>> start ENTRIES SHOWN
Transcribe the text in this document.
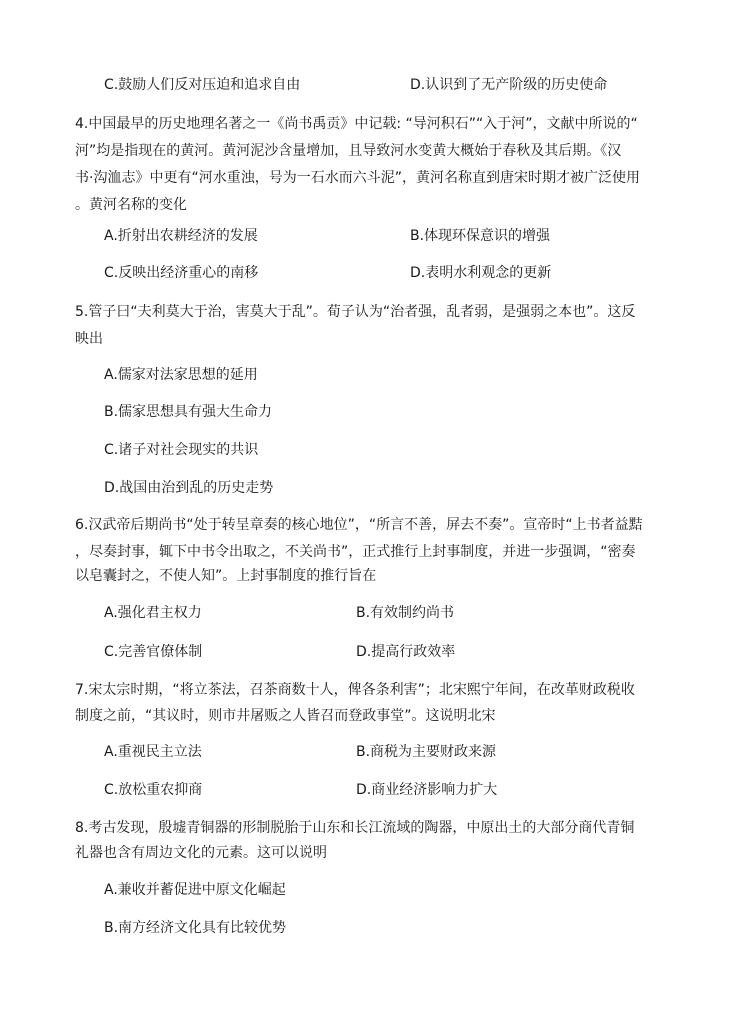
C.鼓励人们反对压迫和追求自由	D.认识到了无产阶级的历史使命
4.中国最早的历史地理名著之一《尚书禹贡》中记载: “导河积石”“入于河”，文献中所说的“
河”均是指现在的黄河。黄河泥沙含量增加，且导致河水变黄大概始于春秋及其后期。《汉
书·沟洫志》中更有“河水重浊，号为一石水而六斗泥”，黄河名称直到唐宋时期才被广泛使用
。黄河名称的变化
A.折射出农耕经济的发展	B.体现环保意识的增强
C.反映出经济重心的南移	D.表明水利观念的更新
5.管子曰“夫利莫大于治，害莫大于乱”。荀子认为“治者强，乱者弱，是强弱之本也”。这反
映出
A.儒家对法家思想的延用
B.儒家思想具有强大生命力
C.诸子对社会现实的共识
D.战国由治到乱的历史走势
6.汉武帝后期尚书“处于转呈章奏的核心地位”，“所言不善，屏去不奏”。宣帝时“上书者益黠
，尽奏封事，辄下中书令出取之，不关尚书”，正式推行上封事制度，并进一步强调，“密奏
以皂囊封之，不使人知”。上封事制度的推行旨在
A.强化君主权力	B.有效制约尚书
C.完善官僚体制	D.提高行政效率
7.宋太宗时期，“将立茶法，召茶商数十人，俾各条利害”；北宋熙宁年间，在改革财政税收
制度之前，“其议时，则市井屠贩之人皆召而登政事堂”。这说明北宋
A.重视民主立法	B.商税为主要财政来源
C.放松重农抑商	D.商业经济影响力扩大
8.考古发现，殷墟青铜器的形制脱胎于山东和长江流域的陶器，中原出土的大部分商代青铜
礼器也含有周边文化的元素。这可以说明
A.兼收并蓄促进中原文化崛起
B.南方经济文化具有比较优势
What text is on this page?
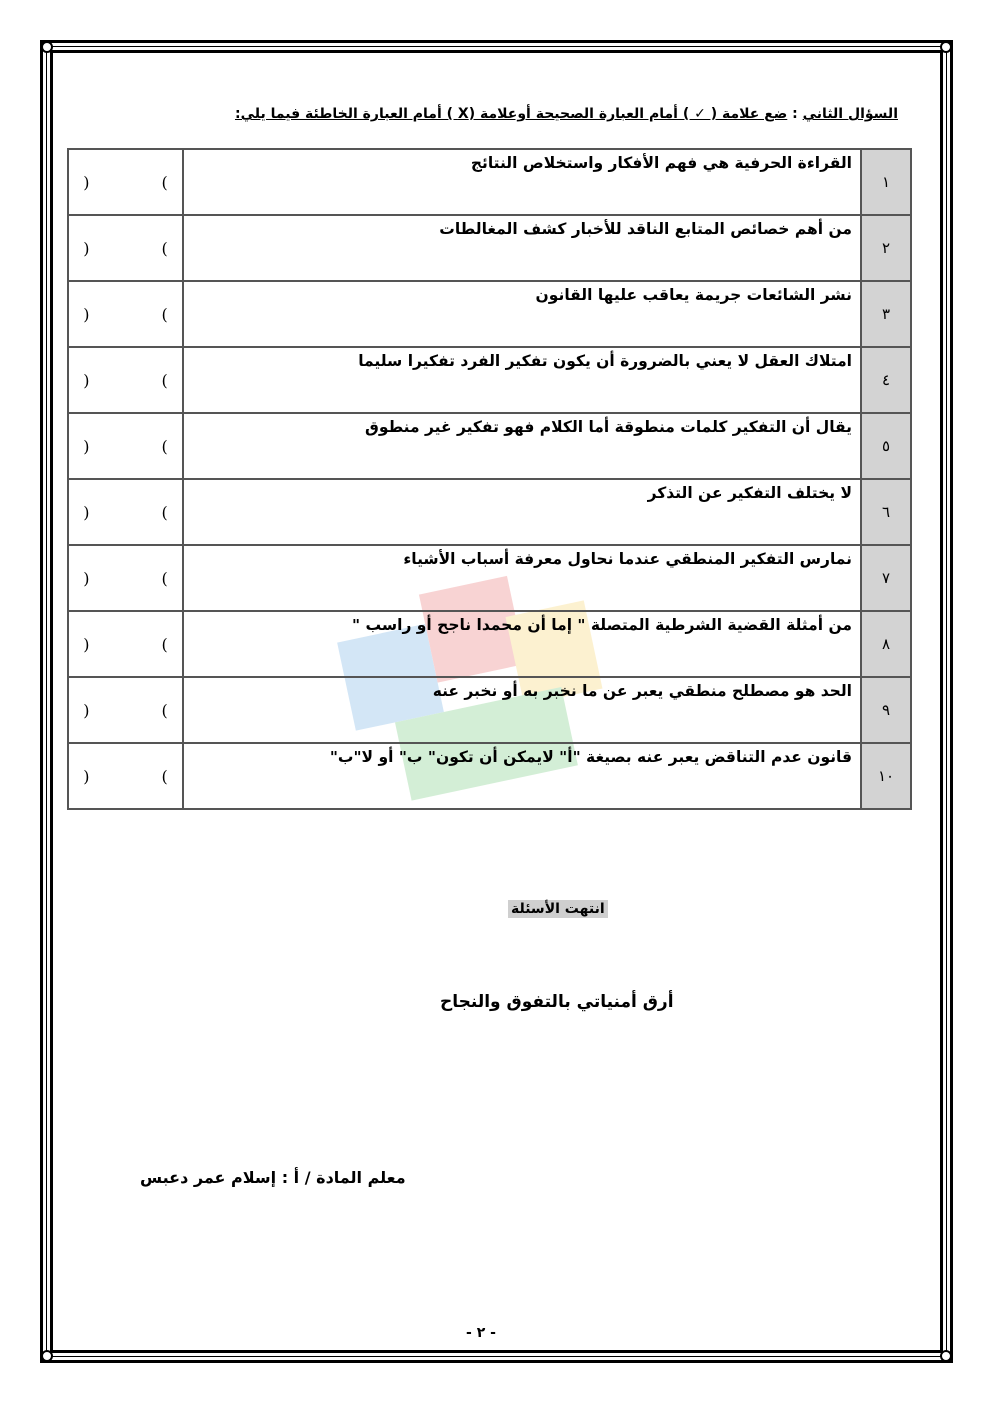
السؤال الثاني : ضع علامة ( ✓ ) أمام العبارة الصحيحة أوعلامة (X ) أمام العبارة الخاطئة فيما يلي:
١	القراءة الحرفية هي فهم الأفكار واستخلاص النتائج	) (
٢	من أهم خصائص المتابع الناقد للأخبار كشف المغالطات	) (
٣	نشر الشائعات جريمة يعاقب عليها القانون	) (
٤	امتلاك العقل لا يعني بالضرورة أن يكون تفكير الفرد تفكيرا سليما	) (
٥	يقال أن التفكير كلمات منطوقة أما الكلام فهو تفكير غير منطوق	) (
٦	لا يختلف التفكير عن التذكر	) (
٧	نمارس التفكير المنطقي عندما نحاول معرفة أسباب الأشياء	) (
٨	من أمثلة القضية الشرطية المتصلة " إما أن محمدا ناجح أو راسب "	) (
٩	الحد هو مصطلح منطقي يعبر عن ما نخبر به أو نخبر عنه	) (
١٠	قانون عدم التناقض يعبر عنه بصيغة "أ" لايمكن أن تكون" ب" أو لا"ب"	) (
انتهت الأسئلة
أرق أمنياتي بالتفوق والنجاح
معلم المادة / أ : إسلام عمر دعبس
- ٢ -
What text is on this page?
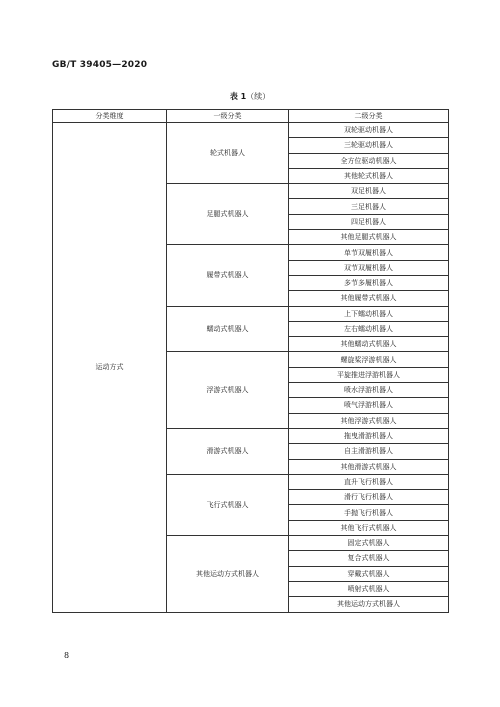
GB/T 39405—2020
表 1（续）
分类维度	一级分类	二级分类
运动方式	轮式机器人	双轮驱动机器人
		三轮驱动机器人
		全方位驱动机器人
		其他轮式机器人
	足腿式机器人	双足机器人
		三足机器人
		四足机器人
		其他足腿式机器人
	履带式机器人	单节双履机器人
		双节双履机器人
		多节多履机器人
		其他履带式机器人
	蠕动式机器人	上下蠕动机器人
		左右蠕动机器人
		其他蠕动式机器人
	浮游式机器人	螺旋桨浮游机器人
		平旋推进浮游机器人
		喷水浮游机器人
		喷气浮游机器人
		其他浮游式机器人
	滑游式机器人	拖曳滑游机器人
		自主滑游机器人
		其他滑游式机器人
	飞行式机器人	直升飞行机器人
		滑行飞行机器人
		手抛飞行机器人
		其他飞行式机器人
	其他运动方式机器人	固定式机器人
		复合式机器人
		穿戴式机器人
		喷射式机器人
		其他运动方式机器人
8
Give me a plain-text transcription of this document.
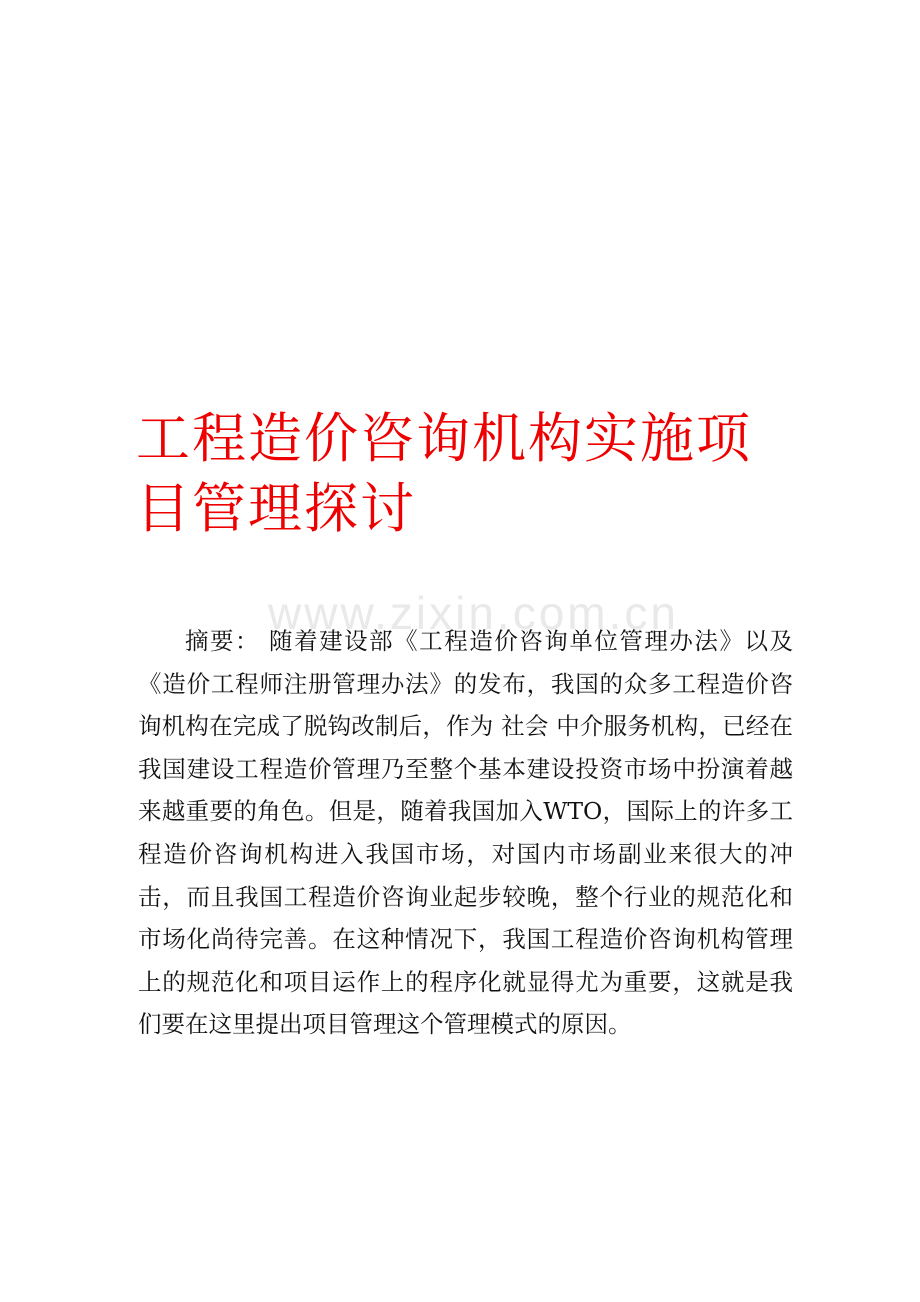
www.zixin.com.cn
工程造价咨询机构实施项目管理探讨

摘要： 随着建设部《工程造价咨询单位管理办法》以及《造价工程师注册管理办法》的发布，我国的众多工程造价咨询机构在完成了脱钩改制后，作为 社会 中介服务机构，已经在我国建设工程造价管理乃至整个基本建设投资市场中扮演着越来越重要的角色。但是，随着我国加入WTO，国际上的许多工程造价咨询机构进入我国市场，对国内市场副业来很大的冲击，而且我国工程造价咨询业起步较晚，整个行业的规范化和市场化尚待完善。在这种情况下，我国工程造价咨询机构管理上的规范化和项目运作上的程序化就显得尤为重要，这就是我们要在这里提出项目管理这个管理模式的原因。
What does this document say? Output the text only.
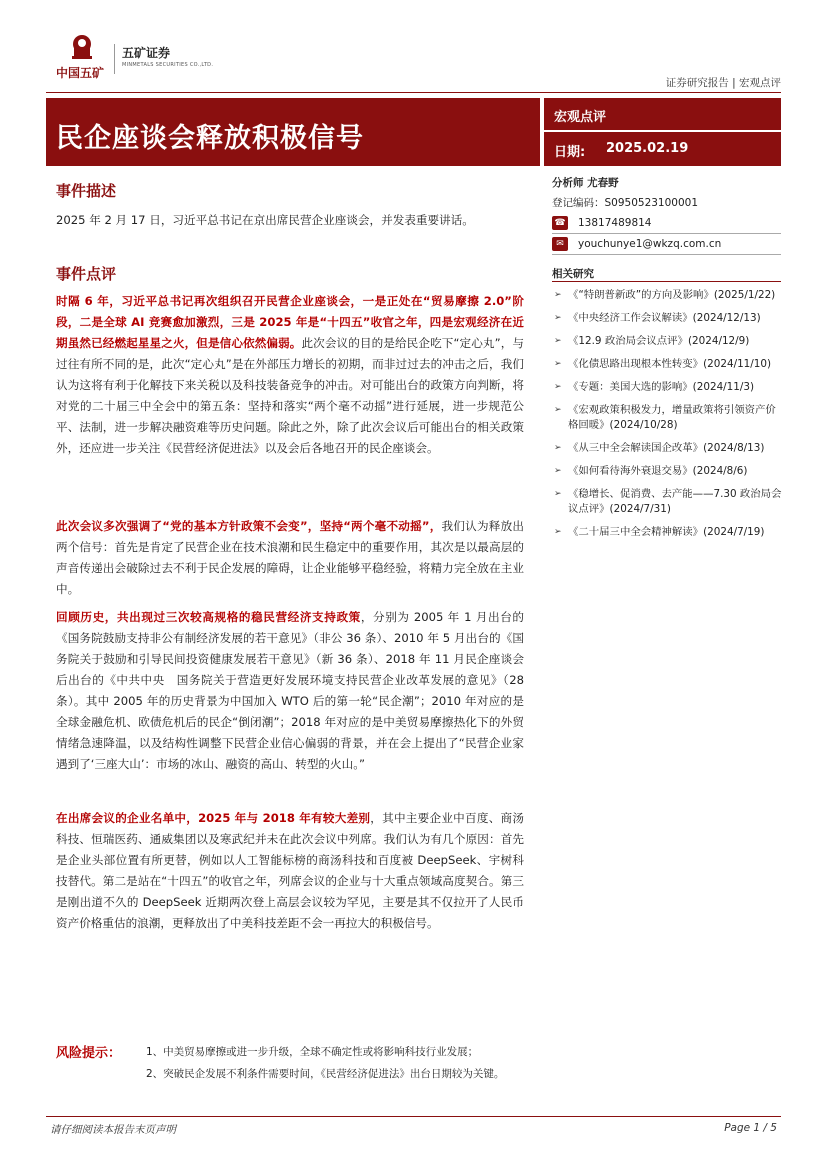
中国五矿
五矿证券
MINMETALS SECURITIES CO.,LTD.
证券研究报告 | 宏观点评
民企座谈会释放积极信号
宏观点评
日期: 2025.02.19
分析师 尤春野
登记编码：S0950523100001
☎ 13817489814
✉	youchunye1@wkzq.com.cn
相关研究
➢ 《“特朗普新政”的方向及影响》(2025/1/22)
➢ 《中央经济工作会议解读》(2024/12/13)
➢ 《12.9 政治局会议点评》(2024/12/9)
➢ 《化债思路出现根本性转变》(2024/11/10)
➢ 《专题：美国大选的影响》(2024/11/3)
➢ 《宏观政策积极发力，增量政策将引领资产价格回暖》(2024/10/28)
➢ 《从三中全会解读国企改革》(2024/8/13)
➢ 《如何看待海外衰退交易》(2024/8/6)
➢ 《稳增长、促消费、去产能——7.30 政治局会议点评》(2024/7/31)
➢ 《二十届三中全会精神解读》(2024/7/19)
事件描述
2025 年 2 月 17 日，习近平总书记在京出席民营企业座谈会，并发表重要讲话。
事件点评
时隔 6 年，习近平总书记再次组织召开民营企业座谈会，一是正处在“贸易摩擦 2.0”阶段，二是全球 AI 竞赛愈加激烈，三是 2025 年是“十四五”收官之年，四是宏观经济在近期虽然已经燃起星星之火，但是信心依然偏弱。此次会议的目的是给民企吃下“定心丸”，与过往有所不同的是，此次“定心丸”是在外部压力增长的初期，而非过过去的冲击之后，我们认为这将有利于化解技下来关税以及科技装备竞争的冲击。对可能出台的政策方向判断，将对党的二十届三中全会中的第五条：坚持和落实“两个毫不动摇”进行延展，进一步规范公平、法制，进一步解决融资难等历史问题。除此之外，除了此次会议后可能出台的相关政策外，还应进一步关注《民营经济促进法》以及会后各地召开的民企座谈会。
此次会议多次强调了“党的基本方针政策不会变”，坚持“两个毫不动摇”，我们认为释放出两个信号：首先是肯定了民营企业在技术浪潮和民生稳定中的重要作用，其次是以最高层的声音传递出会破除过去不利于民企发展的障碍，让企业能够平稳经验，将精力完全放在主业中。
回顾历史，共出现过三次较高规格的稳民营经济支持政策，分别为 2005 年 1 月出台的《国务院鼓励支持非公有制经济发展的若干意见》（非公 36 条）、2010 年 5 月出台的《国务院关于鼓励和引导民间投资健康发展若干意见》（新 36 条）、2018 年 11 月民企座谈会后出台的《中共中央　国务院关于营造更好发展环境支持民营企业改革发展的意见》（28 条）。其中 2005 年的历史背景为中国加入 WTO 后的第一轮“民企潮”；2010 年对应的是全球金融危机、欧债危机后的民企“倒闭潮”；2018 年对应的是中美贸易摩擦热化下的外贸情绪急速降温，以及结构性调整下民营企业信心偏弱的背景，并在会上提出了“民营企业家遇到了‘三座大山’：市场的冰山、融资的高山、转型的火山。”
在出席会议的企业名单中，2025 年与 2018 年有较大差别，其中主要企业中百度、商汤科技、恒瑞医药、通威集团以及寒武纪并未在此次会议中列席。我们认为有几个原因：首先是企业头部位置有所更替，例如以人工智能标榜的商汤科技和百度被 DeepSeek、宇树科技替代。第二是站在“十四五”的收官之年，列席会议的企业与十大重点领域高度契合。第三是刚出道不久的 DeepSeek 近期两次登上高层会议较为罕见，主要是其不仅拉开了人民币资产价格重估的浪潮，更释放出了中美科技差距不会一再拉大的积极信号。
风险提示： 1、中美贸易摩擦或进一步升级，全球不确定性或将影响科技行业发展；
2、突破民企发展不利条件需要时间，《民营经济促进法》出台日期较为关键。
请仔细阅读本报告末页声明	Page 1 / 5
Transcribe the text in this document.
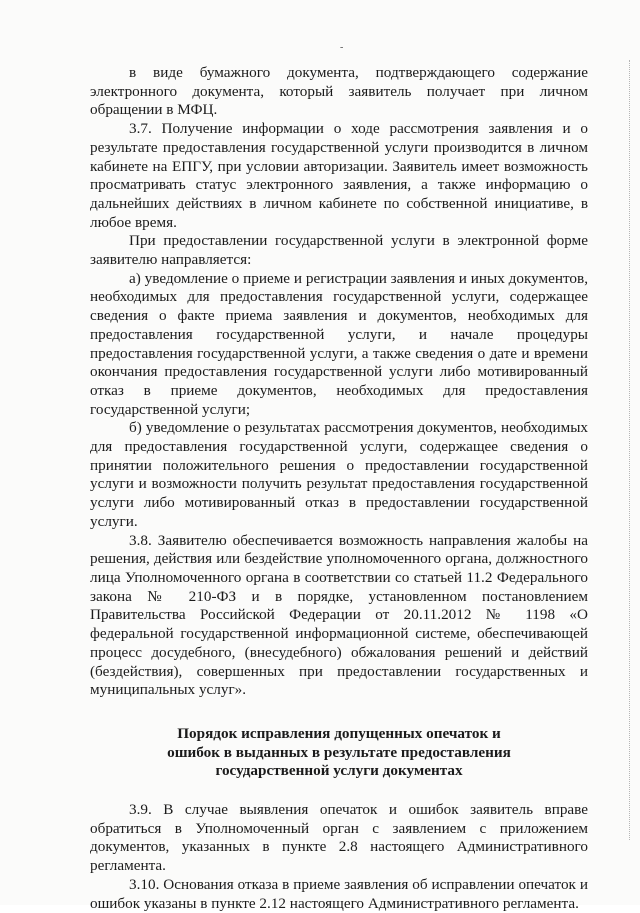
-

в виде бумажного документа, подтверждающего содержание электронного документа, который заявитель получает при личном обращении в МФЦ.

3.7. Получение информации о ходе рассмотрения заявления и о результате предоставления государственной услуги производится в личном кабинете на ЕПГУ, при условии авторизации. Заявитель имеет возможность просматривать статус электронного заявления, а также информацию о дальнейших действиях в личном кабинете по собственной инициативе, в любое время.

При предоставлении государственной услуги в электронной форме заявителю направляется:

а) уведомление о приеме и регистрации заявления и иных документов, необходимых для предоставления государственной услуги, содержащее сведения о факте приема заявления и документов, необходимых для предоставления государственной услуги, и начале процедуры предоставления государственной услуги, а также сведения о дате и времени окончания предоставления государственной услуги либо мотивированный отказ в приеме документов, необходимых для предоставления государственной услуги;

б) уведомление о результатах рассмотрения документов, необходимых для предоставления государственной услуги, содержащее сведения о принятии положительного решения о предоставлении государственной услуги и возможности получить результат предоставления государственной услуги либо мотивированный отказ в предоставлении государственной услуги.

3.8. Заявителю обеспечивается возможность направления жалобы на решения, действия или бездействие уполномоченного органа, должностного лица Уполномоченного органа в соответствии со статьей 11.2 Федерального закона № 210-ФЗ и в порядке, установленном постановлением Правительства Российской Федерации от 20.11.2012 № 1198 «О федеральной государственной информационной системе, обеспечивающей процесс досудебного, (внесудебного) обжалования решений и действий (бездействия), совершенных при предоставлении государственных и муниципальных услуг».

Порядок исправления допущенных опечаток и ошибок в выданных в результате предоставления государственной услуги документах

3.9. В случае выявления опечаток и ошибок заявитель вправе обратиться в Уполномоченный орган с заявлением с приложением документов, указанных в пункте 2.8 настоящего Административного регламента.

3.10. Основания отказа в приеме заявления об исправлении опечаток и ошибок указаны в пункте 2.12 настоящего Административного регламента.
>> end ENTRIES SHOWN
▸ DIRECTIONS: Search the entries for "ошибок" and copy out each line that has it.

▸ TASK ANSWER:
Порядок исправления допущенных опечаток и ошибок в выданных в результате предоставления государственной услуги документах
3.9. В случае выявления опечаток и ошибок заявитель вправе обратиться в Уполномоченный орган с заявлением с приложением документов, указанных в пункте 2.8 настоящего Административного регламента.
3.10. Основания отказа в приеме заявления об исправлении опечаток и ошибок указаны в пункте 2.12 настоящего Административного регламента.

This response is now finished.